Collected data
-.-.-

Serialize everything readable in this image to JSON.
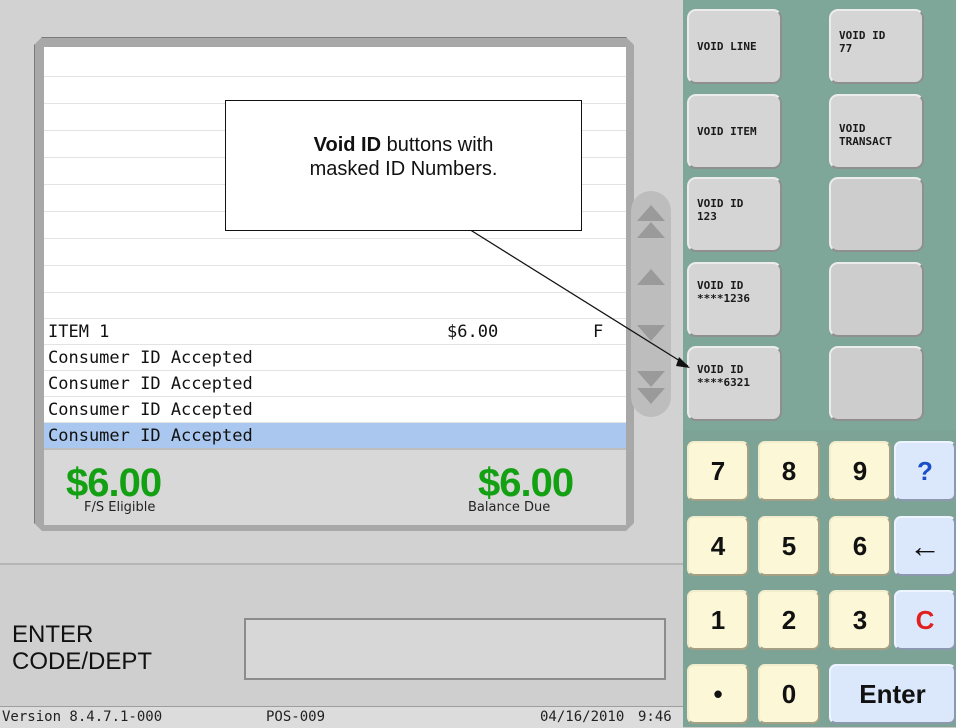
{
  "receipt": {
    "lines": [
      {
        "desc": "ITEM 1",
        "price": "$6.00",
        "flag": "F"
      },
      {
        "desc": "Consumer ID Accepted",
        "price": "",
        "flag": ""
      },
      {
        "desc": "Consumer ID Accepted",
        "price": "",
        "flag": ""
      },
      {
        "desc": "Consumer ID Accepted",
        "price": "",
        "flag": ""
      },
      {
        "desc": "Consumer ID Accepted",
        "price": "",
        "flag": ""
      }
    ],
    "fs_eligible_amount": "$6.00",
    "fs_eligible_label": "F/S Eligible",
    "balance_due_amount": "$6.00",
    "balance_due_label": "Balance Due"
  },
  "entry": {
    "prompt": "ENTER\nCODE/DEPT",
    "value": ""
  },
  "status_bar": {
    "version": "Version  8.4.7.1-000",
    "terminal": "POS-009",
    "date": "04/16/2010",
    "time": "9:46"
  },
  "function_buttons": [
    {
      "label": "VOID LINE"
    },
    {
      "label": "VOID ID\n77"
    },
    {
      "label": "VOID ITEM"
    },
    {
      "label": "VOID\nTRANSACT"
    },
    {
      "label": "VOID ID\n123"
    },
    {
      "label": ""
    },
    {
      "label": "VOID ID\n****1236"
    },
    {
      "label": ""
    },
    {
      "label": "VOID ID\n****6321"
    },
    {
      "label": ""
    }
  ],
  "keypad": {
    "k7": "7",
    "k8": "8",
    "k9": "9",
    "help": "?",
    "k4": "4",
    "k5": "5",
    "k6": "6",
    "back": "←",
    "k1": "1",
    "k2": "2",
    "k3": "3",
    "clear": "C",
    "dot": "•",
    "k0": "0",
    "enter": "Enter"
  },
  "colors": {
    "amount_green": "#13a013",
    "clear_red": "#e02020",
    "selected_row": "#a9c7ef",
    "right_panel_bg": "#7ea79a"
  },
  "callout": {
    "bold_text": "Void ID",
    "text_rest": " buttons with\nmasked ID Numbers."
  }
}
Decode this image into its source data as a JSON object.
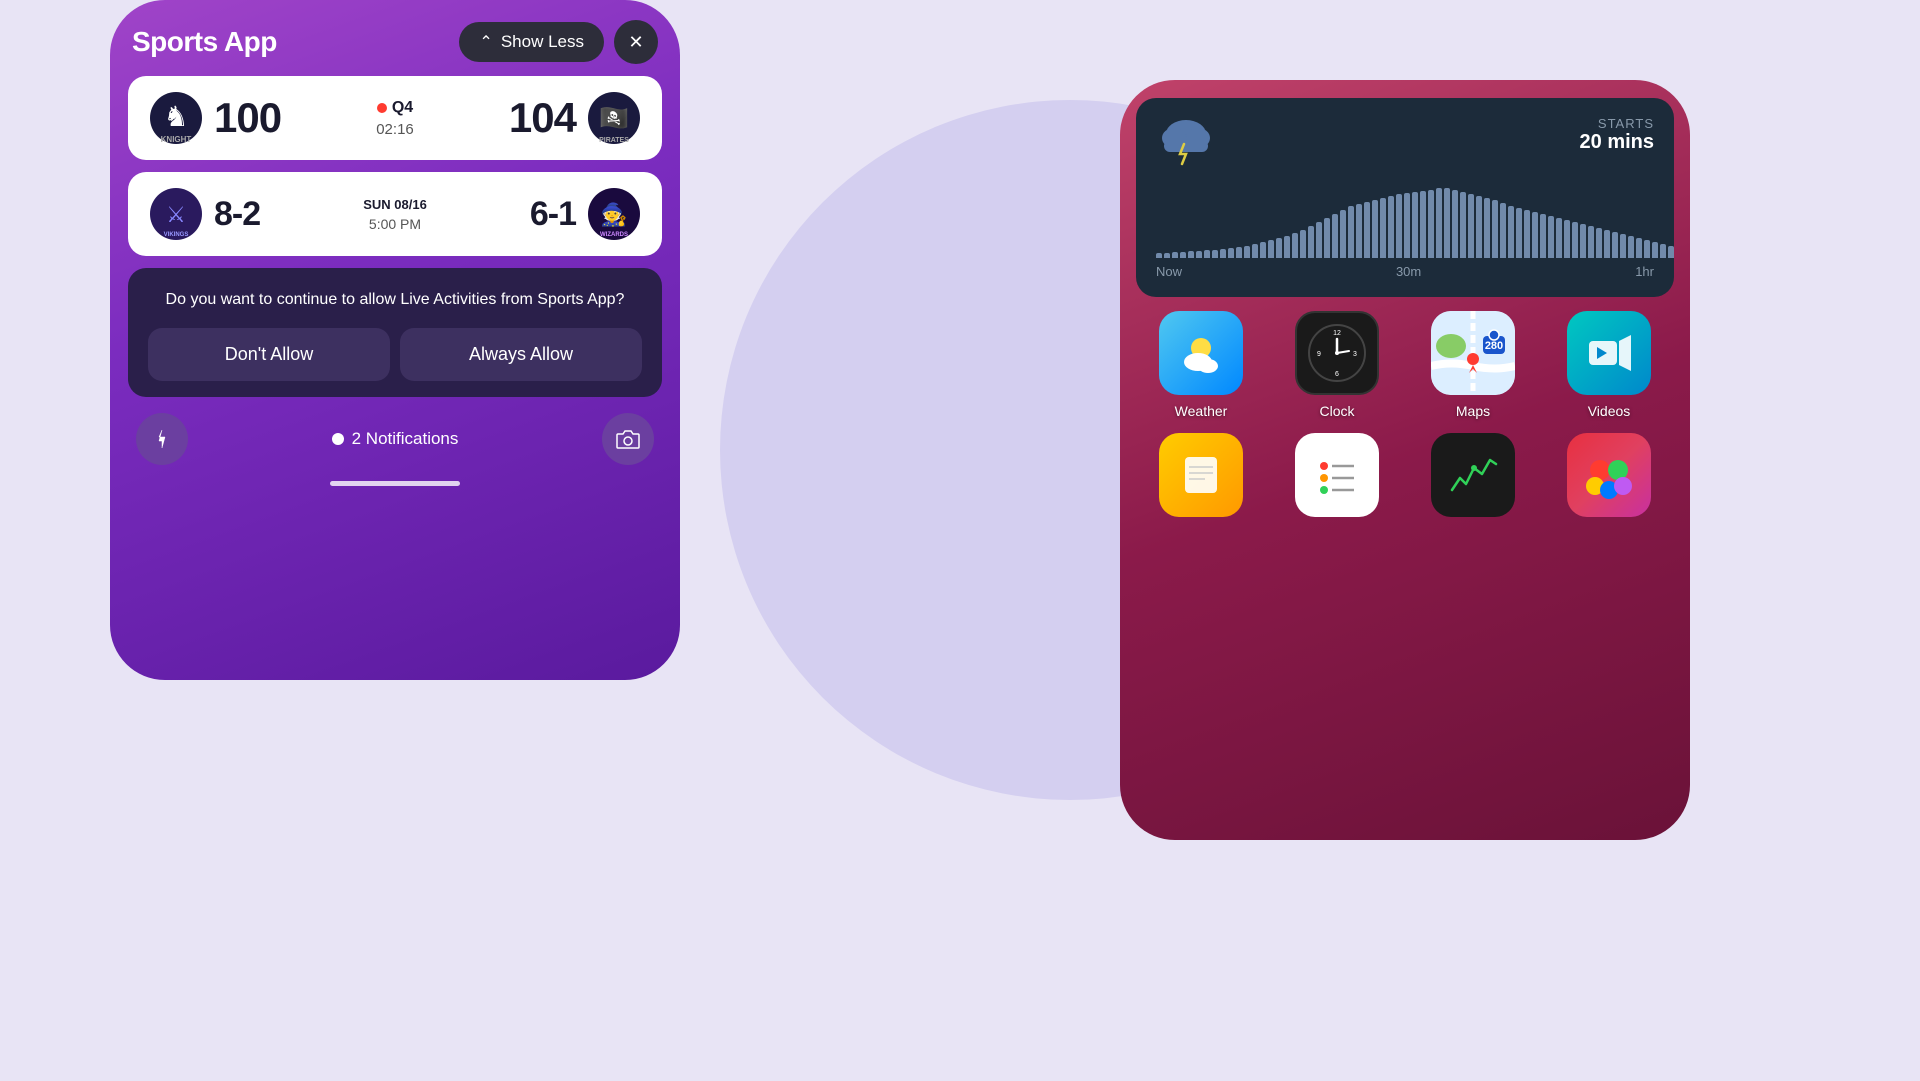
{
  "background": {
    "color": "#e8e4f5"
  },
  "phone_left": {
    "title": "Sports App",
    "show_less_label": "Show Less",
    "close_label": "×",
    "game1": {
      "team1_name": "Knight",
      "team1_score": "100",
      "quarter": "Q4",
      "time": "02:16",
      "team2_score": "104",
      "team2_name": "Pirates",
      "is_live": true
    },
    "game2": {
      "team1_name": "Vikings",
      "team1_score": "8-2",
      "date": "SUN 08/16",
      "time": "5:00 PM",
      "team2_score": "6-1",
      "team2_name": "Wizards"
    },
    "permission": {
      "question": "Do you want to continue to allow Live Activities from Sports App?",
      "dont_allow": "Don't Allow",
      "always_allow": "Always Allow"
    },
    "notifications": {
      "count": "2",
      "label": "2 Notifications"
    }
  },
  "phone_right": {
    "weather_widget": {
      "starts_label": "STARTS",
      "starts_time": "20 mins",
      "now_label": "Now",
      "thirty_min_label": "30m",
      "one_hr_label": "1hr"
    },
    "apps_row1": [
      {
        "name": "Weather",
        "type": "weather"
      },
      {
        "name": "Clock",
        "type": "clock"
      },
      {
        "name": "Maps",
        "type": "maps"
      },
      {
        "name": "Videos",
        "type": "videos"
      }
    ],
    "apps_row2": [
      {
        "name": "",
        "type": "notes-yellow"
      },
      {
        "name": "",
        "type": "notes-white"
      },
      {
        "name": "",
        "type": "stocks"
      },
      {
        "name": "",
        "type": "game-center"
      }
    ]
  }
}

-.-.-

WRITTEN EXERCISE: Nothing but the lines from the one holding "Decode this image" to the end of the entries above should be echoed, exactly and with both ends included; omit the pictures.

RESPONSE:
Decode this image into its source data as a JSON object.
{
  "background": {
    "color": "#e8e4f5"
  },
  "phone_left": {
    "title": "Sports App",
    "show_less_label": "Show Less",
    "close_label": "×",
    "game1": {
      "team1_name": "Knight",
      "team1_score": "100",
      "quarter": "Q4",
      "time": "02:16",
      "team2_score": "104",
      "team2_name": "Pirates",
      "is_live": true
    },
    "game2": {
      "team1_name": "Vikings",
      "team1_score": "8-2",
      "date": "SUN 08/16",
      "time": "5:00 PM",
      "team2_score": "6-1",
      "team2_name": "Wizards"
    },
    "permission": {
      "question": "Do you want to continue to allow Live Activities from Sports App?",
      "dont_allow": "Don't Allow",
      "always_allow": "Always Allow"
    },
    "notifications": {
      "count": "2",
      "label": "2 Notifications"
    }
  },
  "phone_right": {
    "weather_widget": {
      "starts_label": "STARTS",
      "starts_time": "20 mins",
      "now_label": "Now",
      "thirty_min_label": "30m",
      "one_hr_label": "1hr"
    },
    "apps_row1": [
      {
        "name": "Weather",
        "type": "weather"
      },
      {
        "name": "Clock",
        "type": "clock"
      },
      {
        "name": "Maps",
        "type": "maps"
      },
      {
        "name": "Videos",
        "type": "videos"
      }
    ],
    "apps_row2": [
      {
        "name": "",
        "type": "notes-yellow"
      },
      {
        "name": "",
        "type": "notes-white"
      },
      {
        "name": "",
        "type": "stocks"
      },
      {
        "name": "",
        "type": "game-center"
      }
    ]
  }
}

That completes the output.